What the task asks>
Convert the records into a numbered list, starting at the first line and ending at the line that contains "section-paragraph: Chapter's 13", with both of those lines included. Omit any blank lines.

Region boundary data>
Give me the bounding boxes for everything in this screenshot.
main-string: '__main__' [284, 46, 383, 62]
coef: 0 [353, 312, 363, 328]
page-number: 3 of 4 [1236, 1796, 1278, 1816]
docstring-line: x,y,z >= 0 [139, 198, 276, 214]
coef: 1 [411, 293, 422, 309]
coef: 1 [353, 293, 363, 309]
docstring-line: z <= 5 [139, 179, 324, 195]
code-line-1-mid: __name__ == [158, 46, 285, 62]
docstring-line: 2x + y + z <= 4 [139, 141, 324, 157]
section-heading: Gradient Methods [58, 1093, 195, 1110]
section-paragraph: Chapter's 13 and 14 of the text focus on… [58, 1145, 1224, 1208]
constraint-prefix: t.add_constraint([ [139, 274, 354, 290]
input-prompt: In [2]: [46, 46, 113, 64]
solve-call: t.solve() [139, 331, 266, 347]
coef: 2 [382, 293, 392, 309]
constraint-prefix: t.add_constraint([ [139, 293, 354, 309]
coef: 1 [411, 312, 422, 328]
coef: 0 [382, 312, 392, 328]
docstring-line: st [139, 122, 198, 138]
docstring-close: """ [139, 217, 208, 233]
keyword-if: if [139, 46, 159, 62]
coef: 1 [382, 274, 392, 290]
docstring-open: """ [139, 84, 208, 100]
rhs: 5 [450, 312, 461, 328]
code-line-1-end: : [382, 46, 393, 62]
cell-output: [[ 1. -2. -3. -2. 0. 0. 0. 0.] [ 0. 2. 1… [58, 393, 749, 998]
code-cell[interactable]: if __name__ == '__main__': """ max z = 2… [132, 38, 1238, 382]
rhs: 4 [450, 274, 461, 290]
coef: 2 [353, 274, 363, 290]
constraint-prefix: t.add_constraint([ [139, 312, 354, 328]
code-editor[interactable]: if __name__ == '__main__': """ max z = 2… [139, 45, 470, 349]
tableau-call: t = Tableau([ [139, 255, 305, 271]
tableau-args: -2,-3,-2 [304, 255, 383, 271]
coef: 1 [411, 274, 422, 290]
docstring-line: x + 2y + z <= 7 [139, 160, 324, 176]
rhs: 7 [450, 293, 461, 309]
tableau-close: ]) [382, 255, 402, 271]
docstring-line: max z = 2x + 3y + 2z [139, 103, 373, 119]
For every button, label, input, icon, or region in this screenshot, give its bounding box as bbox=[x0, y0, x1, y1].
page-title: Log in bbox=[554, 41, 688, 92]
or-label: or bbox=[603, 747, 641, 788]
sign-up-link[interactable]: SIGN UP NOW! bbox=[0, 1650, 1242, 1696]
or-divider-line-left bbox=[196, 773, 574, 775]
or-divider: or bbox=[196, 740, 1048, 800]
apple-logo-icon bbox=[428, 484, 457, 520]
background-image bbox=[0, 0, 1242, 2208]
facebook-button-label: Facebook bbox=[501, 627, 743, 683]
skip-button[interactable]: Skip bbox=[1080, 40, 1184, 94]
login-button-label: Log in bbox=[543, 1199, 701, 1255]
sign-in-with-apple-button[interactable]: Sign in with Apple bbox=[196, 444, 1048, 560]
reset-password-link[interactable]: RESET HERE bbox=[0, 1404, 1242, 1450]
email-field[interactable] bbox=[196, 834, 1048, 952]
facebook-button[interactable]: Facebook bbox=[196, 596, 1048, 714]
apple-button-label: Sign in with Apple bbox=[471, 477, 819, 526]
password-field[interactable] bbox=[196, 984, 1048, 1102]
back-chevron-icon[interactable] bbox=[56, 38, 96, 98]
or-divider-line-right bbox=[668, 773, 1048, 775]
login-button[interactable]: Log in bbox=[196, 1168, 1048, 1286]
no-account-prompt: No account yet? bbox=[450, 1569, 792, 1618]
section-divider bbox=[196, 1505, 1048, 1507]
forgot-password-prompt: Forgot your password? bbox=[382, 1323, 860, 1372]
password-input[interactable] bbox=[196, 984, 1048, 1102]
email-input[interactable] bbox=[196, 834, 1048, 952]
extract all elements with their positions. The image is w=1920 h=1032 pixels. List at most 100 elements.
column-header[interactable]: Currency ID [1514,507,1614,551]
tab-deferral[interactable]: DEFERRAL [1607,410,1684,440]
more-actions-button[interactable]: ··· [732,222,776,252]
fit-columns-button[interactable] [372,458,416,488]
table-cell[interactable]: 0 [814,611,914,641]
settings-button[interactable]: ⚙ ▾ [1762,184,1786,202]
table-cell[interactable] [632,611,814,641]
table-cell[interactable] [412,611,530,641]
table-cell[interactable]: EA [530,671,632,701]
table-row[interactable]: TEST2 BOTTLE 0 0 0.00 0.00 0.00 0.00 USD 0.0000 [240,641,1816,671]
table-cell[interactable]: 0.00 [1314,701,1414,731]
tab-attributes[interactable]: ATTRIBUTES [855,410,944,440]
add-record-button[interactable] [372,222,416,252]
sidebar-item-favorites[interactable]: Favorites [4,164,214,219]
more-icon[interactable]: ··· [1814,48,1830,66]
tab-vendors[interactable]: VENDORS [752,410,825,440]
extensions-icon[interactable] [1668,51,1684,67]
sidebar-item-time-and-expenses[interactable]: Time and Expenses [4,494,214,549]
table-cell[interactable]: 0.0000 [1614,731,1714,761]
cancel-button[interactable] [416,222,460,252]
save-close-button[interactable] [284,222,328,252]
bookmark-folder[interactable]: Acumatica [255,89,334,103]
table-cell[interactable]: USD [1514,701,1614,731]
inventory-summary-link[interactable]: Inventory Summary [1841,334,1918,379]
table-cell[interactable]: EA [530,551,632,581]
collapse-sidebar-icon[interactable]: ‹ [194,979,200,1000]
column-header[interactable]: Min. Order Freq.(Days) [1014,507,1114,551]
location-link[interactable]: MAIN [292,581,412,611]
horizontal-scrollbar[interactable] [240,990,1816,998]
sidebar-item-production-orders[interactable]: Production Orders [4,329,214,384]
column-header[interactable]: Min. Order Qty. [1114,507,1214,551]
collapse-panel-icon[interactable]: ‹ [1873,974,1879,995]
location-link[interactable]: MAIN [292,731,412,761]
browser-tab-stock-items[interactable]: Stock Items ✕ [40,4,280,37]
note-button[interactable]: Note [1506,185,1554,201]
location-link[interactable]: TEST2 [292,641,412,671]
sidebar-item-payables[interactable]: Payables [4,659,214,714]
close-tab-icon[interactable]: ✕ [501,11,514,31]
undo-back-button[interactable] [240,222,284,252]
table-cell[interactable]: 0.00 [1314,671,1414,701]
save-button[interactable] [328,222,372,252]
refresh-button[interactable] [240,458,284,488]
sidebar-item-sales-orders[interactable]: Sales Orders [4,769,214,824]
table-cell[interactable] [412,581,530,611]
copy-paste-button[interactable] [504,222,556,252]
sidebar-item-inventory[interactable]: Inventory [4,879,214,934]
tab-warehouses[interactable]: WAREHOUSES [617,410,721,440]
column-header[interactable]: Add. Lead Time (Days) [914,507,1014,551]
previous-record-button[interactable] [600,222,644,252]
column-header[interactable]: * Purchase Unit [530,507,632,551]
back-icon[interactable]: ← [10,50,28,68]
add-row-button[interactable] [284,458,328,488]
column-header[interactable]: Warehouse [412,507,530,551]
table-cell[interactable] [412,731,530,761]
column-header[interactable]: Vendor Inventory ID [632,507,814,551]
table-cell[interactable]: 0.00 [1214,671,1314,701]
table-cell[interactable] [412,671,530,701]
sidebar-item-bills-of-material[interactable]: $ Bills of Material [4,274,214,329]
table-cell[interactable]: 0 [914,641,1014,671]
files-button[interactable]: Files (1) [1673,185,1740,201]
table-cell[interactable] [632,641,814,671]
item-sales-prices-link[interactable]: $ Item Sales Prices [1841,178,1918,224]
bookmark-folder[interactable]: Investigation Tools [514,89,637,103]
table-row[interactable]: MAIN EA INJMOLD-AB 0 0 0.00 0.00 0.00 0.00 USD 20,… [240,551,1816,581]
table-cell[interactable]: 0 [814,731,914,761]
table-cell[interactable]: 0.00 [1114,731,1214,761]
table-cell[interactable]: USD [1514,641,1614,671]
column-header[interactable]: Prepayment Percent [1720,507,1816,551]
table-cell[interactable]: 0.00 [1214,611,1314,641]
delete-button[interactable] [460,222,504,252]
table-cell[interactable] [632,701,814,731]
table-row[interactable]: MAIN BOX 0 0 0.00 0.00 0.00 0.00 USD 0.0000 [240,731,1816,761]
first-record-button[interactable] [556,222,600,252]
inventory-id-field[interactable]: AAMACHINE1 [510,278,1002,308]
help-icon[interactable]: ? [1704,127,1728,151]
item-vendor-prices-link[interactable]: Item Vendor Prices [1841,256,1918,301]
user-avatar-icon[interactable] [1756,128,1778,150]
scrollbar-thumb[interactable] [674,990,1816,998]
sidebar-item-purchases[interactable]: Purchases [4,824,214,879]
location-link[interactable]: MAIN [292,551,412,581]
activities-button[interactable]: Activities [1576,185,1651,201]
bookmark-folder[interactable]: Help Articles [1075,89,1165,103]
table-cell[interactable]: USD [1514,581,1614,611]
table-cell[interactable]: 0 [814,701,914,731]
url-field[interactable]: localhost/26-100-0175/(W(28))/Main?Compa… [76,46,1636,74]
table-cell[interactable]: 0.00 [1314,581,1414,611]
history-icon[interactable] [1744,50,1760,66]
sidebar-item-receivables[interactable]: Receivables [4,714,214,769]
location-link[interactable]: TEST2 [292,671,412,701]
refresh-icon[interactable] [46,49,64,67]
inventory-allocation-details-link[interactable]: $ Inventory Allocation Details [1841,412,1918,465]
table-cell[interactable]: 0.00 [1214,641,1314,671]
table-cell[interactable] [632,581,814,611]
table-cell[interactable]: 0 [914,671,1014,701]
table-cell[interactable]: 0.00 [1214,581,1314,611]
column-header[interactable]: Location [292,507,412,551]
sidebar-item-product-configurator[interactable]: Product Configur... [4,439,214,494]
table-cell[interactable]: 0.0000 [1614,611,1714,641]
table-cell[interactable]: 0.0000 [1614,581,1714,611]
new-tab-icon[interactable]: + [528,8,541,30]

Expected answer>
1. Give me the bounding boxes for everything in this screenshot.
2. main-string: '__main__' [284, 46, 383, 62]
3. coef: 0 [353, 312, 363, 328]
4. page-number: 3 of 4 [1236, 1796, 1278, 1816]
5. docstring-line: x,y,z >= 0 [139, 198, 276, 214]
6. coef: 1 [411, 293, 422, 309]
7. coef: 1 [353, 293, 363, 309]
8. docstring-line: z <= 5 [139, 179, 324, 195]
9. code-line-1-mid: __name__ == [158, 46, 285, 62]
10. docstring-line: 2x + y + z <= 4 [139, 141, 324, 157]
11. section-heading: Gradient Methods [58, 1093, 195, 1110]
12. section-paragraph: Chapter's 13 and 14 of the text focus on… [58, 1145, 1224, 1208]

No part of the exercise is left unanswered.